Dataset entries:

— begin —

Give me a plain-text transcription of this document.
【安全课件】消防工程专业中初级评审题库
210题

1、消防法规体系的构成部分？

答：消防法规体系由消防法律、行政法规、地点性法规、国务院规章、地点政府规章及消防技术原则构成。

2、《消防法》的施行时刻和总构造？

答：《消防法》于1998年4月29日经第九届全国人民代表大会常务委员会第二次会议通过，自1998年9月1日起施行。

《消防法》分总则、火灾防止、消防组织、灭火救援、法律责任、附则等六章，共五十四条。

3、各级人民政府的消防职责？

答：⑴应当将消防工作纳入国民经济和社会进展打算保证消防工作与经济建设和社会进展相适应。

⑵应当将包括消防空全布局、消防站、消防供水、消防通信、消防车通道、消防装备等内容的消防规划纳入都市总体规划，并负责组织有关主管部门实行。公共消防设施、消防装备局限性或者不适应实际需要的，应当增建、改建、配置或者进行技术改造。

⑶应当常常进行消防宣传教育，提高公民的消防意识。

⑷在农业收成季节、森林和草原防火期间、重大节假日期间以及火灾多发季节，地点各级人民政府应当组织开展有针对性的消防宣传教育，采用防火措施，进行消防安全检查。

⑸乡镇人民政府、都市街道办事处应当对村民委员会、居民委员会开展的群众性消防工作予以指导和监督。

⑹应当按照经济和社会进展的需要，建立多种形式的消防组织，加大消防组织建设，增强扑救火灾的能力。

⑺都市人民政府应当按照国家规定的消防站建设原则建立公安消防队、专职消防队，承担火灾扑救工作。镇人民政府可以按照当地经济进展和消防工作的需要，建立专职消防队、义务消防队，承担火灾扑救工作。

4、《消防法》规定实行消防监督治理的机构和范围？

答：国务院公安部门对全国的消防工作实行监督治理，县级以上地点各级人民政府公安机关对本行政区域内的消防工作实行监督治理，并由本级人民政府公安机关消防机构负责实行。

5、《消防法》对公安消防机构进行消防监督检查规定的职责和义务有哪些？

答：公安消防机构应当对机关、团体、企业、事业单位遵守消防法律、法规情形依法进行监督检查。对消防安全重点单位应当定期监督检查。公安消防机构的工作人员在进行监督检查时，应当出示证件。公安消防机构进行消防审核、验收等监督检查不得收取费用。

— end —
— begin —

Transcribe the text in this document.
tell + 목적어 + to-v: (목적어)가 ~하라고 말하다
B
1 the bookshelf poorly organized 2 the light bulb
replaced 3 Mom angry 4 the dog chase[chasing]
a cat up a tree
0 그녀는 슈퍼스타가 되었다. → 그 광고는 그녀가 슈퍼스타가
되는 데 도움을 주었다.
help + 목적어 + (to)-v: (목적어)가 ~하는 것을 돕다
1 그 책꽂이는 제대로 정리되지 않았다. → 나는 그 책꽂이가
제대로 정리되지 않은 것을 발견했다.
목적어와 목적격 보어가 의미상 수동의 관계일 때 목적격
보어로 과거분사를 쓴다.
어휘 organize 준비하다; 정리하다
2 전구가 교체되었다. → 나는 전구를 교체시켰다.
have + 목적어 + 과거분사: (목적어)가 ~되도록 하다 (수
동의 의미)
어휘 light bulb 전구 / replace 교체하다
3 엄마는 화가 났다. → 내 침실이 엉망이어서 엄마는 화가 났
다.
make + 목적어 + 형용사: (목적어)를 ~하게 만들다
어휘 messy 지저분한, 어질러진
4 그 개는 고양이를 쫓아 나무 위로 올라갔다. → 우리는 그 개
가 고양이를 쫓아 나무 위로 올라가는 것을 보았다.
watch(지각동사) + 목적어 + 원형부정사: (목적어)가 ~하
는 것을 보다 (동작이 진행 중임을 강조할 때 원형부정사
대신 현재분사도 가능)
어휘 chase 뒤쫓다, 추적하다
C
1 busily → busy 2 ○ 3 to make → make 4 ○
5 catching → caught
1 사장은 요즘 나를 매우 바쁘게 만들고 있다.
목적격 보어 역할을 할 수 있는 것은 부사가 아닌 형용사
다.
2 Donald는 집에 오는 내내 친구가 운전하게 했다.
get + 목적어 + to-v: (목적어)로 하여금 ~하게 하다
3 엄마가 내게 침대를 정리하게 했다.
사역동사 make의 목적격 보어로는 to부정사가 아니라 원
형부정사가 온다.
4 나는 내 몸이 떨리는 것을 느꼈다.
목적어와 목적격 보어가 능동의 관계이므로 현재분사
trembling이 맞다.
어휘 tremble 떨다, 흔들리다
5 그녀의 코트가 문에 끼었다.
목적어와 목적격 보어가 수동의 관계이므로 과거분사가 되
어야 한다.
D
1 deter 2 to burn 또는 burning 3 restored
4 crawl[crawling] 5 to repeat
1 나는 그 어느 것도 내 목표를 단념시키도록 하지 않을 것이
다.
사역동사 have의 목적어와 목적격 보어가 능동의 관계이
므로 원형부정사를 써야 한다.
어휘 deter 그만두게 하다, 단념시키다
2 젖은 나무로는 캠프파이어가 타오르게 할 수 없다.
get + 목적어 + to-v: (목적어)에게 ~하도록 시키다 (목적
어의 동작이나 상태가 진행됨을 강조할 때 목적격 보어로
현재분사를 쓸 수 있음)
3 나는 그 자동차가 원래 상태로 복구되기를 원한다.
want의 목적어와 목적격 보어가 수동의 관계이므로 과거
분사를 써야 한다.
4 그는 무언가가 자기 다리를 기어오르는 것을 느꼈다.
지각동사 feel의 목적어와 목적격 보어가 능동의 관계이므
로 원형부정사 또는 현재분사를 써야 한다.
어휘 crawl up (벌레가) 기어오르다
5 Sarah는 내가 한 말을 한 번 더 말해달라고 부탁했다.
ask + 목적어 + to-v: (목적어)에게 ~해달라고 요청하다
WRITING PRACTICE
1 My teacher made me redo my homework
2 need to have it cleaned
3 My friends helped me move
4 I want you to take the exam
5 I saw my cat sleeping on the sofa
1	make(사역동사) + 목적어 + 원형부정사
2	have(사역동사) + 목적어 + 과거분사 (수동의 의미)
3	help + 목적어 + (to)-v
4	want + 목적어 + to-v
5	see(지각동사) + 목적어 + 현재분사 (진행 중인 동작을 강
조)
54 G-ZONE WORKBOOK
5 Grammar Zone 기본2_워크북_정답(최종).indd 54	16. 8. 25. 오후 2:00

— end —

— EXERCISE PROMPT —
Find and copy each line above that includes the string "document".

— ANSWER TO THIS EXERCISE —
Give me a plain-text transcription of this document.
Transcribe the text in this document.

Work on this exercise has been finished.